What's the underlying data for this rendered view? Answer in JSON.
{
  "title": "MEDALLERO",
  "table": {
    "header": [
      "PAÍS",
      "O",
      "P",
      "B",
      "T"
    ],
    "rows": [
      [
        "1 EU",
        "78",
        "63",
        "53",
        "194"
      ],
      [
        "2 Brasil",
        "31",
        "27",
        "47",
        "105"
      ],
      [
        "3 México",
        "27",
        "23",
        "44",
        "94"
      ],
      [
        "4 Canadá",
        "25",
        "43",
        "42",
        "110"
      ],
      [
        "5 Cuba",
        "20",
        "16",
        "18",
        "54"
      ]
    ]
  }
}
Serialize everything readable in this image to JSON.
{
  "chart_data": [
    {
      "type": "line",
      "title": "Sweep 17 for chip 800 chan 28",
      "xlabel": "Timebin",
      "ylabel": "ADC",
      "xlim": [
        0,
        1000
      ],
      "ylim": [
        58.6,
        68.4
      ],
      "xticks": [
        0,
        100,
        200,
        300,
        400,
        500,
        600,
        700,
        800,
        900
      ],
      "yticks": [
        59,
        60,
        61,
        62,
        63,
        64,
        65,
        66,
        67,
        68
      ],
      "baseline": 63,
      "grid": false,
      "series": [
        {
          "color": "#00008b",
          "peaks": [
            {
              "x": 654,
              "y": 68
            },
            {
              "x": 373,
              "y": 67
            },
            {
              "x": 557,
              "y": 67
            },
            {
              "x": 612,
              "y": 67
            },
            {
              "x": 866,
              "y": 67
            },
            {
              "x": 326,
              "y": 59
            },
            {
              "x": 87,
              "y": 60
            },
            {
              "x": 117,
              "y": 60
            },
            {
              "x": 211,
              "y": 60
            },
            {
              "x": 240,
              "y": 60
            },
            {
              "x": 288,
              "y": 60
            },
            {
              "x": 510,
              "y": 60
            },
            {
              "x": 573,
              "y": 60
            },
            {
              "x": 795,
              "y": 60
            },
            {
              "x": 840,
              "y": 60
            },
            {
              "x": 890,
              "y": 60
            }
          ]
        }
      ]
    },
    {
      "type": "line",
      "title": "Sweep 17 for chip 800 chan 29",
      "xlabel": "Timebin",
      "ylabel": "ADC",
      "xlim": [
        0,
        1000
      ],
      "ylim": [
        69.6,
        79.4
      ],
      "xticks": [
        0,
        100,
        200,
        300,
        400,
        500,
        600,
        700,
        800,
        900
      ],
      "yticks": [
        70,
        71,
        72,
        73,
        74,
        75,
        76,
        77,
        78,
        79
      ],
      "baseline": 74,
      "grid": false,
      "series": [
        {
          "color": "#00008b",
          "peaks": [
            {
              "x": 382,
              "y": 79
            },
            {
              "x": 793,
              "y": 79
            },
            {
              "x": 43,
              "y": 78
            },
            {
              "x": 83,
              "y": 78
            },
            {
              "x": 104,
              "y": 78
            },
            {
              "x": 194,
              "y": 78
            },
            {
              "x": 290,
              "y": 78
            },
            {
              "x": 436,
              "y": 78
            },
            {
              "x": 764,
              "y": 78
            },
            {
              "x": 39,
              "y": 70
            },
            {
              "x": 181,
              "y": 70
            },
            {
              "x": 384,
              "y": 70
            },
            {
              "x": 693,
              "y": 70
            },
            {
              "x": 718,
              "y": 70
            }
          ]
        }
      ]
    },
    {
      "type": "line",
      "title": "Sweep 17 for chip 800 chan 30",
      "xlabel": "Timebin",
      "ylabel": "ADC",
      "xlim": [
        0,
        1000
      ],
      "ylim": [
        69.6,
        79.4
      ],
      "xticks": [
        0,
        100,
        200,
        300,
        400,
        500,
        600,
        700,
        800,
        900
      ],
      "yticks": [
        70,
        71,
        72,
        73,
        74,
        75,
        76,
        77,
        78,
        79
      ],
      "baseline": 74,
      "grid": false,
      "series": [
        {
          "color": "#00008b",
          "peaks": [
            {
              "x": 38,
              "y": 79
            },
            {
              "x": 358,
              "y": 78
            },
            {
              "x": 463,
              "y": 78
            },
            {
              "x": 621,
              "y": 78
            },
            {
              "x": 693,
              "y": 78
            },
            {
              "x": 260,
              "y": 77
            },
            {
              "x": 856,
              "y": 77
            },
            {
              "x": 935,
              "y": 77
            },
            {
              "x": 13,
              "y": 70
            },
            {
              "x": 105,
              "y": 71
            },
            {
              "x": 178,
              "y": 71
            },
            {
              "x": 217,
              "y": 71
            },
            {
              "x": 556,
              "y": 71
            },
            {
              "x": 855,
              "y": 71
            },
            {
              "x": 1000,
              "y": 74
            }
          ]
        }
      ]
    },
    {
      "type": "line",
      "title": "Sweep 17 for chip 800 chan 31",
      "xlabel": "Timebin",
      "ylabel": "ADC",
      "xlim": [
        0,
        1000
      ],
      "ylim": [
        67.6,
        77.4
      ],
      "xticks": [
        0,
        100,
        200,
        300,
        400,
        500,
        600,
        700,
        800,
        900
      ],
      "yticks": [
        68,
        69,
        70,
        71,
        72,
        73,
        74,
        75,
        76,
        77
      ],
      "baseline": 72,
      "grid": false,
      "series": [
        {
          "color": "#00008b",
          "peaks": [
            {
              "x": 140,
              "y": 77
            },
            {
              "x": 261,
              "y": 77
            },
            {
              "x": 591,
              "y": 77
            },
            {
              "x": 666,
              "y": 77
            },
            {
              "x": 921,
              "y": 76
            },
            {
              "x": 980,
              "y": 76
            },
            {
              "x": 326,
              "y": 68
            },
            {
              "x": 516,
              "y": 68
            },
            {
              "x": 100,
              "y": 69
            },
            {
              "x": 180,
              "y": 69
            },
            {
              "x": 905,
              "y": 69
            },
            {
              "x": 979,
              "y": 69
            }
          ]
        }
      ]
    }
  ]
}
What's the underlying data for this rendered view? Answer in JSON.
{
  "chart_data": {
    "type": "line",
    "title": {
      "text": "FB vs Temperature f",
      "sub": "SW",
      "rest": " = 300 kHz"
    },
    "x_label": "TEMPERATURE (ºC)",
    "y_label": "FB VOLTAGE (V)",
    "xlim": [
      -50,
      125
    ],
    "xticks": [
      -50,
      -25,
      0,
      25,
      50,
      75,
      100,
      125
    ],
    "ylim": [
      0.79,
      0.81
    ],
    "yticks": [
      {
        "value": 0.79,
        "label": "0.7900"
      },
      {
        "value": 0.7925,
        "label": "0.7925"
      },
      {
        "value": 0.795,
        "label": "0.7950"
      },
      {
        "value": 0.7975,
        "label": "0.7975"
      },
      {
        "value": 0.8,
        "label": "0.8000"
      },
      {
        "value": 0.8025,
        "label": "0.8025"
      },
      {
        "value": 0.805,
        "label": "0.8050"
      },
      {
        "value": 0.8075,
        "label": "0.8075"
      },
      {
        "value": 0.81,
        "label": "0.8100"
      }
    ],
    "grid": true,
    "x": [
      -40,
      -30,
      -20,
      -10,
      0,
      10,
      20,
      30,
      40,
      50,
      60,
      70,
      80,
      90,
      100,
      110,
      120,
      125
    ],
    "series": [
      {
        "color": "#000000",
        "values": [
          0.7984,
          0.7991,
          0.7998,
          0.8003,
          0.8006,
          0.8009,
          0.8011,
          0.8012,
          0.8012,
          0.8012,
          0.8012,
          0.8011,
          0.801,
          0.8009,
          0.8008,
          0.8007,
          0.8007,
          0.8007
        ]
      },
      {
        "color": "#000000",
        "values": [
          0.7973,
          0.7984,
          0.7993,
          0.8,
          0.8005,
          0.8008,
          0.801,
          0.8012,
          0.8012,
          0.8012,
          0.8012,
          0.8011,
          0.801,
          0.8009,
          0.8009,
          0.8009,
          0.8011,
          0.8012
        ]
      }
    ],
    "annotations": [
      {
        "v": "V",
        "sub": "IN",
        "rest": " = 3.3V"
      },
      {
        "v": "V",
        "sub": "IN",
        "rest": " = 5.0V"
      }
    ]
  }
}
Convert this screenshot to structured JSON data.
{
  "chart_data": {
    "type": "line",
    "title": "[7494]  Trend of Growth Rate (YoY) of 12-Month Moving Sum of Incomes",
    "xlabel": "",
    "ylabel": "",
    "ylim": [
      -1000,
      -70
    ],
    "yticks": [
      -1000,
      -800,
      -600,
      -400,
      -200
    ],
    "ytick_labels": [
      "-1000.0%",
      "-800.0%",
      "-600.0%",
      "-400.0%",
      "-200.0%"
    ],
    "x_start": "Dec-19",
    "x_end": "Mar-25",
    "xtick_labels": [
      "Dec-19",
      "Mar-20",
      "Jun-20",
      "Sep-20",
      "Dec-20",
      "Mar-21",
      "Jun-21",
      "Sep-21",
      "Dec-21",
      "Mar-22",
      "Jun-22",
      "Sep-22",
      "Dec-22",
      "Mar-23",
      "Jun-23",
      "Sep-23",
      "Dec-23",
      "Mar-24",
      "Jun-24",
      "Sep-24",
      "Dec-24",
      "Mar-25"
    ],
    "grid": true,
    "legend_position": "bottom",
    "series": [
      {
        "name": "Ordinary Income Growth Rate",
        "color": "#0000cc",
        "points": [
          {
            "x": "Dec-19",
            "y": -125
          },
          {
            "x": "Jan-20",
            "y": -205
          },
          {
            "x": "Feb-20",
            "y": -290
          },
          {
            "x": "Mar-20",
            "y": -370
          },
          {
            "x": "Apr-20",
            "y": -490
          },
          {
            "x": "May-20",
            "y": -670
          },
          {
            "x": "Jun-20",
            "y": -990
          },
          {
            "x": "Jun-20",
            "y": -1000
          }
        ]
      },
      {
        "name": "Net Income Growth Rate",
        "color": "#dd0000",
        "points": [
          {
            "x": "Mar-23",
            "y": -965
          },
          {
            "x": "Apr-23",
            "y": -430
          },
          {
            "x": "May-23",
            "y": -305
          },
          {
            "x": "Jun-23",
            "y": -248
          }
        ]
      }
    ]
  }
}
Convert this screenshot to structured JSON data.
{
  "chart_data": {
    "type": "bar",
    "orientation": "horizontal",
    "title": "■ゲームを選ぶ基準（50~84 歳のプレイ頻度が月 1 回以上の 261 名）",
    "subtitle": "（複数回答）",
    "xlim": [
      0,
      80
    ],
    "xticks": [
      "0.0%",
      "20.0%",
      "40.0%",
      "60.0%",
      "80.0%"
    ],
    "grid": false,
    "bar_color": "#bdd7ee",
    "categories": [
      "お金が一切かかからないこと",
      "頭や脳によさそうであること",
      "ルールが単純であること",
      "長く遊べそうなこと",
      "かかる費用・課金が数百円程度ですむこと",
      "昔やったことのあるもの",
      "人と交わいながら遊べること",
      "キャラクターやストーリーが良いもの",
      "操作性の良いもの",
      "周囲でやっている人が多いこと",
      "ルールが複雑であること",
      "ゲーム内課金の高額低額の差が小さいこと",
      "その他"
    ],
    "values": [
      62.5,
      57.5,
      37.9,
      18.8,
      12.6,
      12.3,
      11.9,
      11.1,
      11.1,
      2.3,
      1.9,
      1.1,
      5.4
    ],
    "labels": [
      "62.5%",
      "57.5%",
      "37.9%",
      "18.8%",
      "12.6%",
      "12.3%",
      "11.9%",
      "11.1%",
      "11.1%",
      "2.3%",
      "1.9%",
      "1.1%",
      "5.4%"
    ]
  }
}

The exercise. Show all lines in the entries above where the word "chan" appears.

Expected output.
      "title": "Sweep 17 for chip 800 chan 28",
      "title": "Sweep 17 for chip 800 chan 29",
      "title": "Sweep 17 for chip 800 chan 30",
      "title": "Sweep 17 for chip 800 chan 31",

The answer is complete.